Stored items from a collection

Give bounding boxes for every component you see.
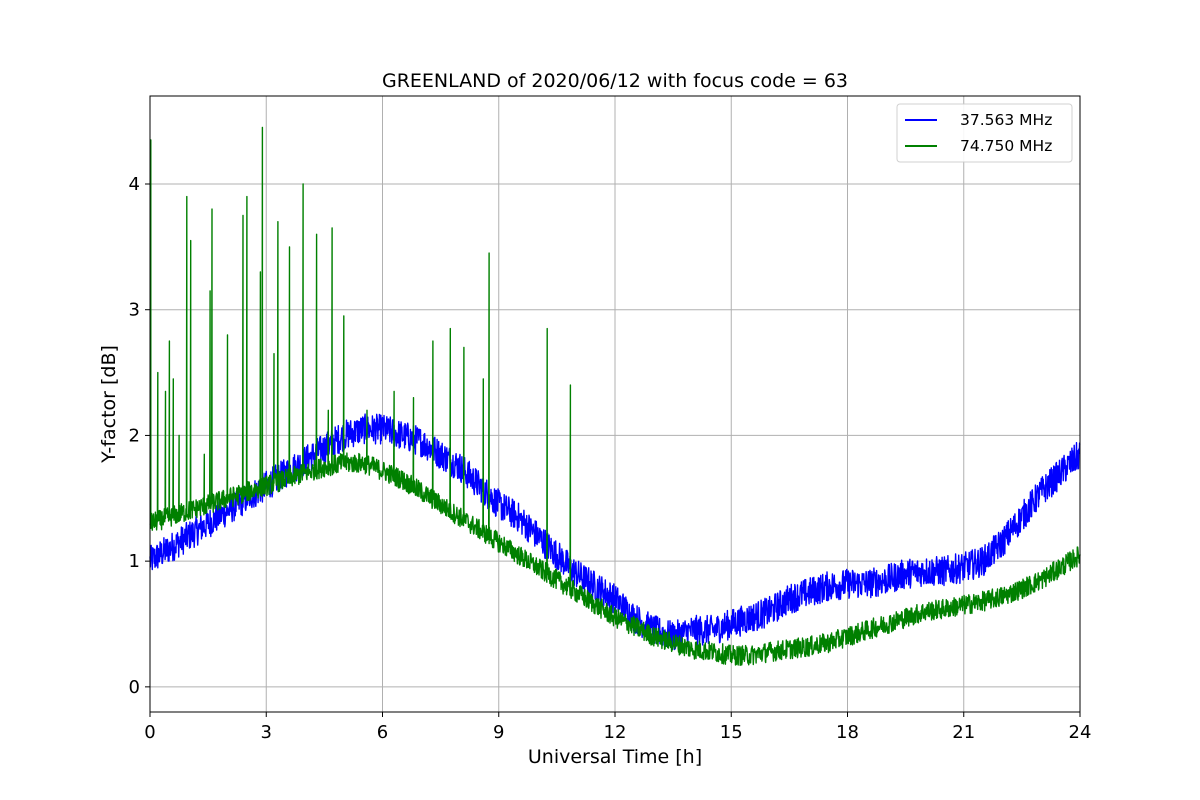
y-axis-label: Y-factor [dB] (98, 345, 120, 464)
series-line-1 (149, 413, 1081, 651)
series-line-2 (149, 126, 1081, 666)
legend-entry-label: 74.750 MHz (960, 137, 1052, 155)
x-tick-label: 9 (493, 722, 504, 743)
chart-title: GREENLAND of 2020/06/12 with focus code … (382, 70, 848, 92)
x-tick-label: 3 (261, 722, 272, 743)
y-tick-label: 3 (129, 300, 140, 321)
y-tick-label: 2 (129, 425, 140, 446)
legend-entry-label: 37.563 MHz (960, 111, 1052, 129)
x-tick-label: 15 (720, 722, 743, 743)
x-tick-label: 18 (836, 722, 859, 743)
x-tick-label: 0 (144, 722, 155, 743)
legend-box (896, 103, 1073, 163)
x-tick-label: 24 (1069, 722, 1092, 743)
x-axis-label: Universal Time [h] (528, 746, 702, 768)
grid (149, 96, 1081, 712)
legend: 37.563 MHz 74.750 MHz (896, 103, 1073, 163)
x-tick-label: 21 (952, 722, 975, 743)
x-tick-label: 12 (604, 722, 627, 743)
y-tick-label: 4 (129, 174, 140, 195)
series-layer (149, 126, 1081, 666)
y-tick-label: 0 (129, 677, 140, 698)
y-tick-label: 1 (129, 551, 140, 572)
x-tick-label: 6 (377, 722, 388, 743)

...

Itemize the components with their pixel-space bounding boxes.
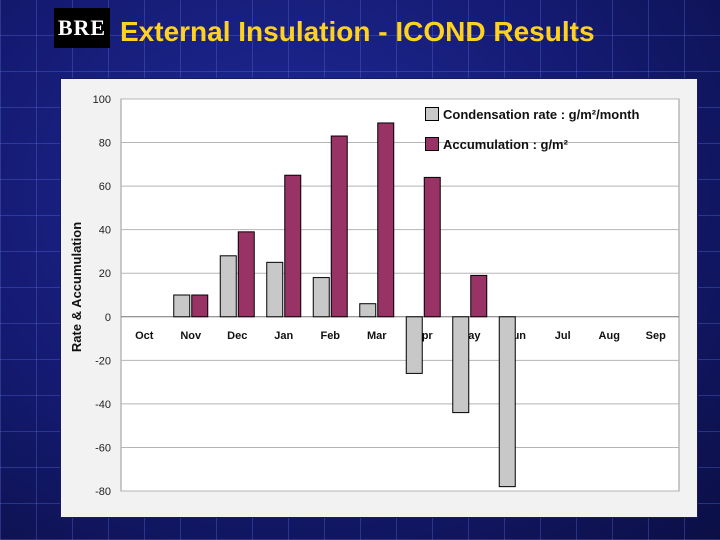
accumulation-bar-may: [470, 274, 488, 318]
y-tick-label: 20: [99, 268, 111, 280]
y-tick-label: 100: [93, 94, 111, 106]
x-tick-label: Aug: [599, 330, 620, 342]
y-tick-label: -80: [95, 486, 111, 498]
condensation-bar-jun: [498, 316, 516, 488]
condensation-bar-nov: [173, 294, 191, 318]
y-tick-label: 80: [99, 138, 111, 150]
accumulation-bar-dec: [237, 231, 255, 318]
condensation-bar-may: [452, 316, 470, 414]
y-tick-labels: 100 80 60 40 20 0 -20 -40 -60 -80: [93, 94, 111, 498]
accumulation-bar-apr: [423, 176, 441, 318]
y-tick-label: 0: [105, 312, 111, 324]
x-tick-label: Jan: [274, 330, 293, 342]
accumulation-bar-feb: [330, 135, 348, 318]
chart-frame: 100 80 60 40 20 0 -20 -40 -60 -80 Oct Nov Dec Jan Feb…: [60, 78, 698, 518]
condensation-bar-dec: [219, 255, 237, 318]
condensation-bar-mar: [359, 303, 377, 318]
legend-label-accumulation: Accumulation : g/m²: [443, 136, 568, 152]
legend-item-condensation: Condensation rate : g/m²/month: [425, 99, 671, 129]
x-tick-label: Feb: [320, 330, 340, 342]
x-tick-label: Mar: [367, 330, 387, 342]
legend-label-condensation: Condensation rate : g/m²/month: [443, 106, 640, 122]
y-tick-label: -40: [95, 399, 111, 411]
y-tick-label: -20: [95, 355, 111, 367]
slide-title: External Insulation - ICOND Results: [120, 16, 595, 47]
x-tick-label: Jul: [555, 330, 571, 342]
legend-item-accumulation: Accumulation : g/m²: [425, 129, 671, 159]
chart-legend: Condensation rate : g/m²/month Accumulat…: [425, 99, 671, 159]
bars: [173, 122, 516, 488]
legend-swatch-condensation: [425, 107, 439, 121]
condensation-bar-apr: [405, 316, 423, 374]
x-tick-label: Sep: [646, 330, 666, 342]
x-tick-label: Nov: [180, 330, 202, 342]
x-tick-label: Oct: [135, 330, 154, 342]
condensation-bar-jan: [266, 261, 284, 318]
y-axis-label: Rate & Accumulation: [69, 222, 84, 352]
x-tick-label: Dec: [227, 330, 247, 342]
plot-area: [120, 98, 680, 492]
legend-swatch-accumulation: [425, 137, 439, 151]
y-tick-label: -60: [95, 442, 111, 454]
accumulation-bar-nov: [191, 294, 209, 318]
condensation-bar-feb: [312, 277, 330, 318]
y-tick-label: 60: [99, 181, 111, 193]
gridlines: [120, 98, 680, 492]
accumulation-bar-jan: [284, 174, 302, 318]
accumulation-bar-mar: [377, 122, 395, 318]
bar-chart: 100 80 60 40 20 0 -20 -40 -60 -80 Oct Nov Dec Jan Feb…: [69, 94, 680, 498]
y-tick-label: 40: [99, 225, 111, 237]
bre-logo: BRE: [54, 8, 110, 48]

Request
Arrange the lines from the one containing "Give bounding boxes" up to and including the one containing "x-tick-label: 6 (377, 722, 388, 743)" as a Markdown table with the columns No. and Line, skipping blank lines. Leave the pictures out.

Complete response
| No. | Line |
|---|---|
| 1 | Give bounding boxes for every component you see. |
| 2 | y-axis-label: Y-factor [dB] (98, 345, 120, 464) |
| 3 | series-line-1 (149, 413, 1081, 651) |
| 4 | series-line-2 (149, 126, 1081, 666) |
| 5 | legend-entry-label: 74.750 MHz (960, 137, 1052, 155) |
| 6 | x-tick-label: 9 (493, 722, 504, 743) |
| 7 | chart-title: GREENLAND of 2020/06/12 with focus code … (382, 70, 848, 92) |
| 8 | x-tick-label: 3 (261, 722, 272, 743) |
| 9 | y-tick-label: 3 (129, 300, 140, 321) |
| 10 | y-tick-label: 2 (129, 425, 140, 446) |
| 11 | legend-entry-label: 37.563 MHz (960, 111, 1052, 129) |
| 12 | x-tick-label: 15 (720, 722, 743, 743) |
| 13 | x-tick-label: 18 (836, 722, 859, 743) |
| 14 | x-tick-label: 0 (144, 722, 155, 743) |
| 15 | legend-box (896, 103, 1073, 163) |
| 16 | x-tick-label: 24 (1069, 722, 1092, 743) |
| 17 | x-axis-label: Universal Time [h] (528, 746, 702, 768) |
| 18 | grid (149, 96, 1081, 712) |
| 19 | legend: 37.563 MHz 74.750 MHz (896, 103, 1073, 163) |
| 20 | x-tick-label: 21 (952, 722, 975, 743) |
| 21 | x-tick-label: 12 (604, 722, 627, 743) |
| 22 | y-tick-label: 4 (129, 174, 140, 195) |
| 23 | series-layer (149, 126, 1081, 666) |
| 24 | y-tick-label: 0 (129, 677, 140, 698) |
| 25 | y-tick-label: 1 (129, 551, 140, 572) |
| 26 | x-tick-label: 6 (377, 722, 388, 743) |